■ EXERCISE A
Can you reproduce the passage of the SaaS gross margin text starting at "In addition to" and ending at "a timely manner.", word for word?

■ DOCUMENT TEXT

The gross margin of a SaaS business indicates how valuable a dollar of revenue is to the business. Say, for instance, e-commerce business has a 20% Gross Margin whereas a SaaS business like Salesforce has a Gross margin of 75% in the year 2021.
This means that every additional dollar of revenue for the SaaS business is equivalent to 3.75 dollars in the eCommerce business due to the much higher contribution margin.
What is a Good Gross Margin in SaaS?
As per a survey, SaaS Gross Margin Benchmarks typically ranged from 40% to 70%. It was observed that simpler products like cloud security or secure cloud storage and multitenant environments had higher gross margins. Note that the top-performing SaaS products had average SaaS gross margins of 76%.
Also, in terms of developing the SaaS product, the costs to develop the first minimally viable SaaS product exceeded the planned budget of the business. This demonstrated that complex SaaS products have to incur higher development costs because more architecting may be needed.
Also, SaaS products generate lower-than-expected revenues, specifically in the early years for all the firms. The reasons behind generating lower top-line numbers in the case of SaaS products depend upon how long a business has been selling SaaS solutions.
In addition to this, limited geographic availability and feature gaps in SaaS products are among the other important factors responsible for lower SaaS sales. Even competition from other SaaS vendors is one of the other important reasons for lower-than-expected revenues.
This means that SaaS providers must ensure that they have sufficient development resources so that their initial SaaS products have enough features. This would satisfy their customer needs as well as help them in bringing their products to the market in a timely manner.
Note that SaaS businesses should not focus too much on improvising the Gross Margin numbers during the initial days of its startup. At such a time, it is important for business owners to look for product/market fit and build a recurring customer acquisition process.
Over time, economies of scale will start to kick in. Hence, most SaaS companies will be able to achieve gross margins in the 70-80% range, if not higher. Gross margin, subscription revenue, and great growth opportunities all come together to drive high valuations for SaaS companies.
Over the same period, the average market capitalization of these firms surged nearly 300%.
Gross Margin SaaS Calculation
Forrester Research created a composite Independent Software Vendor (ISV) to demonstrate the quantifiable revenues and costs of pursuing a SaaS strategy. The composite ISV on-premises software products. But now it wants to pursue a SaaS strategy in order to respond to competition.
Shifting to a SaaS strategy would mean a larger upfront investment but would result in lower operating costs over time.
The following section showcases the Gross Margin calculation and calculation of various other components if the composite ISV adopts a SaaS-based model.
Revenue Generation Assumptions | ||||||
Ref. | Metric | Value | ||||
A1 | Cost Per Seat | $150 | ||||
A2 | Annual revenue churn rate | 5% | ||||
A3 | Number of seats sold in Year 1 | 18,000 across 59 customers | ||||
Year 2 | Year 3 | Year 4 | Year 5 | |||
A4 | Sales growth rates | 100% | 90% | 60% | 50% | |
Year 1 | Year 2 | Year 3 | Year 4 | Year 5 | ||
A5 | Average gross margins | 26% | 36% | 45% | 50% | 63% |
SaaS Revenues And Gross Margins ($1,000s) | |||||||
Ref. | Metric | Calculation | Year 1 | Year 2 | Year 3 | Year 4 | Year 5 |
PL1 | Subscription revenue | $2,407 | $7,102 | $15,895 | $29,738 | $50,207 | |
PL2 | Onboarding expense | $406 | $813 | $1,463 | $2,356 | $3,494 | |
PL3 | Hosting and third-party technology expense | $1,375 | $3,733 | $7,280 | $12,513 | $15,083 | |
PL4 | Gross margins | PL1-PL2- PL3 | $626 | $2,557 | $7,153 | $14,869 | $31,630 |
PL5 | Gross margin (%) | PL4/PL1 | 26% | 36% | 45% | 50% | 63% |
How To Improve Gross Margin?

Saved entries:
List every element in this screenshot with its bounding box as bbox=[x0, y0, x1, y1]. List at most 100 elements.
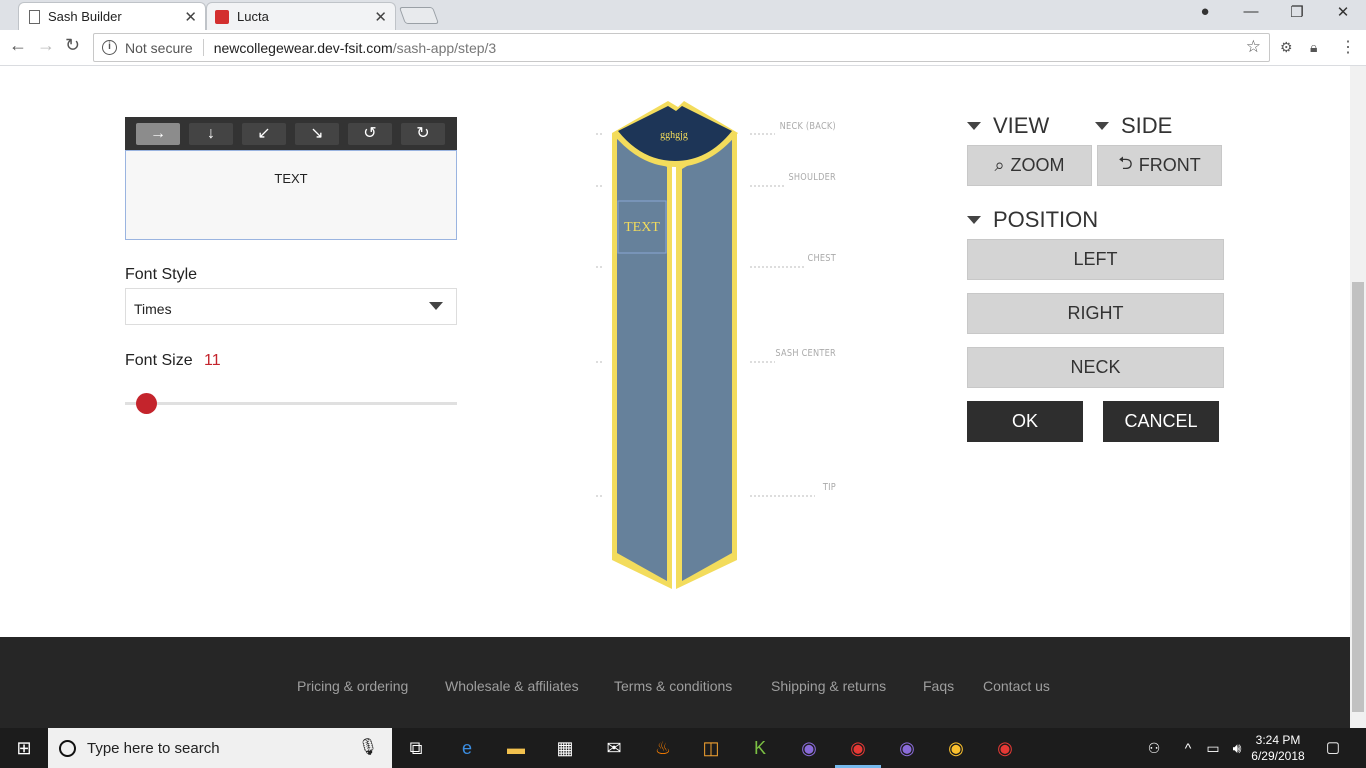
microphone-icon[interactable]: 🎙︎ bbox=[358, 737, 378, 757]
footer-link-terms[interactable]: Terms & conditions bbox=[614, 678, 732, 694]
tab-title: Lucta bbox=[237, 9, 269, 24]
position-neck-button[interactable]: NECK bbox=[967, 347, 1224, 388]
chevron-up-icon[interactable]: ^ bbox=[1177, 737, 1199, 759]
site-footer: Pricing & ordering Wholesale & affiliate… bbox=[0, 637, 1350, 728]
kotlin-icon[interactable]: K bbox=[749, 737, 771, 759]
font-size-value: 11 bbox=[204, 352, 221, 369]
position-right-button[interactable]: RIGHT bbox=[967, 293, 1224, 334]
taskbar-search[interactable]: Type here to search 🎙︎ bbox=[48, 728, 392, 768]
store-icon[interactable]: ▦ bbox=[554, 737, 576, 759]
new-tab-button[interactable] bbox=[398, 7, 440, 24]
search-placeholder: Type here to search bbox=[87, 739, 220, 757]
back-arrow-icon[interactable]: ← bbox=[9, 35, 27, 56]
label-chest: CHEST bbox=[807, 253, 836, 264]
lucta-favicon-icon bbox=[215, 9, 229, 24]
browser-toolbar: ← → ↻ i Not secure newcollegewear.dev-fs… bbox=[0, 30, 1366, 66]
font-style-select[interactable]: Times bbox=[125, 288, 457, 325]
eclipse-icon[interactable]: ◉ bbox=[798, 737, 820, 759]
side-header[interactable]: SIDE bbox=[1095, 113, 1172, 139]
tab-title: Sash Builder bbox=[48, 9, 122, 24]
edge-icon[interactable]: e bbox=[456, 737, 478, 759]
reload-icon[interactable]: ↻ bbox=[65, 35, 80, 56]
position-left-button[interactable]: LEFT bbox=[967, 239, 1224, 280]
cancel-button[interactable]: CANCEL bbox=[1103, 401, 1219, 442]
notifications-icon[interactable]: ▢ bbox=[1322, 737, 1344, 759]
windows-taskbar: ⊞ Type here to search 🎙︎ ⧉ e ▬ ▦ ✉ ♨ ◫ K… bbox=[0, 728, 1366, 768]
chrome-icon[interactable]: ◉ bbox=[994, 737, 1016, 759]
down-left-arrow-icon[interactable]: ↙ bbox=[242, 123, 286, 145]
browser-tab-bar: Sash Builder ✕ Lucta ✕ ● — ❐ ✕ bbox=[0, 0, 1366, 30]
close-tab-icon[interactable]: ✕ bbox=[184, 8, 197, 26]
tab-sash-builder[interactable]: Sash Builder ✕ bbox=[18, 2, 206, 30]
front-label: FRONT bbox=[1138, 155, 1201, 175]
label-sash-center: SASH CENTER bbox=[775, 348, 836, 359]
close-tab-icon[interactable]: ✕ bbox=[374, 8, 387, 26]
people-icon[interactable]: ⚇ bbox=[1143, 737, 1165, 759]
position-header[interactable]: POSITION bbox=[967, 207, 1098, 233]
zoom-button[interactable]: ⌕ ZOOM bbox=[967, 145, 1092, 186]
outlook-icon[interactable]: ◫ bbox=[700, 737, 722, 759]
sash-neck-text: gghgjg bbox=[660, 130, 688, 141]
font-size-slider-thumb[interactable] bbox=[136, 393, 157, 414]
tab-lucta[interactable]: Lucta ✕ bbox=[206, 2, 396, 30]
firebird-icon[interactable]: ♨ bbox=[652, 737, 674, 759]
chrome-icon[interactable]: ◉ bbox=[847, 737, 869, 759]
footer-link-shipping[interactable]: Shipping & returns bbox=[771, 678, 886, 694]
forward-arrow-icon[interactable]: → bbox=[37, 35, 55, 56]
network-icon[interactable]: ▭ bbox=[1202, 737, 1224, 759]
volume-icon[interactable]: 🔊︎ bbox=[1226, 737, 1248, 759]
taskbar-clock[interactable]: 3:24 PM 6/29/2018 bbox=[1250, 732, 1306, 764]
mail-icon[interactable]: ✉ bbox=[603, 737, 625, 759]
info-icon[interactable]: i bbox=[102, 40, 117, 55]
font-size-label: Font Size bbox=[125, 352, 193, 369]
zoom-icon: ⌕ bbox=[994, 155, 1005, 175]
ok-button[interactable]: OK bbox=[967, 401, 1083, 442]
task-view-icon[interactable]: ⧉ bbox=[405, 737, 427, 759]
view-header[interactable]: VIEW bbox=[967, 113, 1049, 139]
font-style-value: Times bbox=[134, 301, 172, 317]
menu-kebab-icon[interactable]: ⋮ bbox=[1340, 37, 1356, 57]
extension-icon[interactable]: ⚙ bbox=[1280, 39, 1293, 56]
extension-lock-icon[interactable]: 🔒︎ bbox=[1310, 39, 1317, 56]
sash-text-input[interactable]: TEXT bbox=[125, 150, 457, 240]
sash-right-panel bbox=[682, 139, 732, 581]
rotate-left-icon[interactable]: ↺ bbox=[348, 123, 392, 145]
footer-link-faqs[interactable]: Faqs bbox=[923, 678, 954, 694]
cortana-icon bbox=[59, 739, 76, 757]
minimize-icon[interactable]: — bbox=[1228, 3, 1274, 20]
font-size-slider-track[interactable] bbox=[125, 402, 457, 405]
footer-link-wholesale[interactable]: Wholesale & affiliates bbox=[445, 678, 579, 694]
side-label: SIDE bbox=[1121, 113, 1173, 138]
label-tip: TIP bbox=[822, 482, 836, 493]
right-arrow-icon[interactable]: → bbox=[136, 123, 180, 145]
window-close-icon[interactable]: ✕ bbox=[1320, 3, 1366, 21]
sash-preview: gghgjg TEXT bbox=[596, 101, 815, 589]
caret-down-icon bbox=[967, 122, 981, 130]
profile-icon[interactable]: ● bbox=[1182, 3, 1228, 20]
front-button[interactable]: ⮌ FRONT bbox=[1097, 145, 1222, 186]
position-label: POSITION bbox=[993, 207, 1099, 232]
windows-start-icon[interactable]: ⊞ bbox=[13, 737, 35, 759]
footer-link-contact[interactable]: Contact us bbox=[983, 678, 1050, 694]
security-status: Not secure bbox=[125, 39, 193, 56]
caret-down-icon bbox=[967, 216, 981, 224]
file-explorer-icon[interactable]: ▬ bbox=[505, 737, 527, 759]
label-shoulder: SHOULDER bbox=[788, 172, 836, 183]
text-direction-toolbar: → ↓ ↙ ↘ ↺ ↻ bbox=[125, 117, 457, 150]
font-style-label: Font Style bbox=[125, 266, 198, 283]
rotate-right-icon[interactable]: ↻ bbox=[401, 123, 445, 145]
clock-date: 6/29/2018 bbox=[1251, 749, 1305, 763]
bookmark-star-icon[interactable]: ☆ bbox=[1246, 37, 1261, 57]
address-bar[interactable]: i Not secure newcollegewear.dev-fsit.com… bbox=[93, 33, 1270, 62]
url-path: /sash-app/step/3 bbox=[392, 39, 497, 56]
eclipse-icon[interactable]: ◉ bbox=[896, 737, 918, 759]
down-right-arrow-icon[interactable]: ↘ bbox=[295, 123, 339, 145]
restore-icon[interactable]: ❐ bbox=[1274, 3, 1320, 21]
footer-link-pricing[interactable]: Pricing & ordering bbox=[297, 678, 408, 694]
chrome-icon[interactable]: ◉ bbox=[945, 737, 967, 759]
label-neck-back: NECK (BACK) bbox=[779, 121, 836, 132]
scrollbar-thumb[interactable] bbox=[1352, 282, 1364, 712]
down-arrow-icon[interactable]: ↓ bbox=[189, 123, 233, 145]
caret-down-icon bbox=[1095, 122, 1109, 130]
sash-body-text: TEXT bbox=[624, 220, 660, 235]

■ EXERCISE B
Would you write out, from the rows above, the lines starting at the one that contains "microphone-icon[interactable]: 🎙︎ bbox=[358, 737, 378, 757]" and ending at the one that contains "font-style-select[interactable]: Times bbox=[125, 288, 457, 325]", without changing anything?

■ WRITTEN ANSWER A
In addition to this, limited geographic availability and feature gaps in SaaS products are among the other important factors responsible for lower SaaS sales. Even competition from other SaaS vendors is one of the other important reasons for lower-than-expected revenues.
This means that SaaS providers must ensure that they have sufficient development resources so that their initial SaaS products have enough features. This would satisfy their customer needs as well as help them in bringing their products to the market in a timely manner.

■ WRITTEN ANSWER B
microphone-icon[interactable]: 🎙︎ bbox=[358, 737, 378, 757]
footer-link-terms[interactable]: Terms & conditions bbox=[614, 678, 732, 694]
tab-title: Lucta bbox=[237, 9, 269, 24]
position-neck-button[interactable]: NECK bbox=[967, 347, 1224, 388]
chevron-up-icon[interactable]: ^ bbox=[1177, 737, 1199, 759]
site-footer: Pricing & ordering Wholesale & affiliate… bbox=[0, 637, 1350, 728]
kotlin-icon[interactable]: K bbox=[749, 737, 771, 759]
font-size-value: 11 bbox=[204, 352, 221, 369]
position-right-button[interactable]: RIGHT bbox=[967, 293, 1224, 334]
taskbar-search[interactable]: Type here to search 🎙︎ bbox=[48, 728, 392, 768]
store-icon[interactable]: ▦ bbox=[554, 737, 576, 759]
new-tab-button[interactable] bbox=[398, 7, 440, 24]
search-placeholder: Type here to search bbox=[87, 739, 220, 757]
back-arrow-icon[interactable]: ← bbox=[9, 35, 27, 56]
label-chest: CHEST bbox=[807, 253, 836, 264]
lucta-favicon-icon bbox=[215, 9, 229, 24]
browser-toolbar: ← → ↻ i Not secure newcollegewear.dev-fs… bbox=[0, 30, 1366, 66]
font-style-select[interactable]: Times bbox=[125, 288, 457, 325]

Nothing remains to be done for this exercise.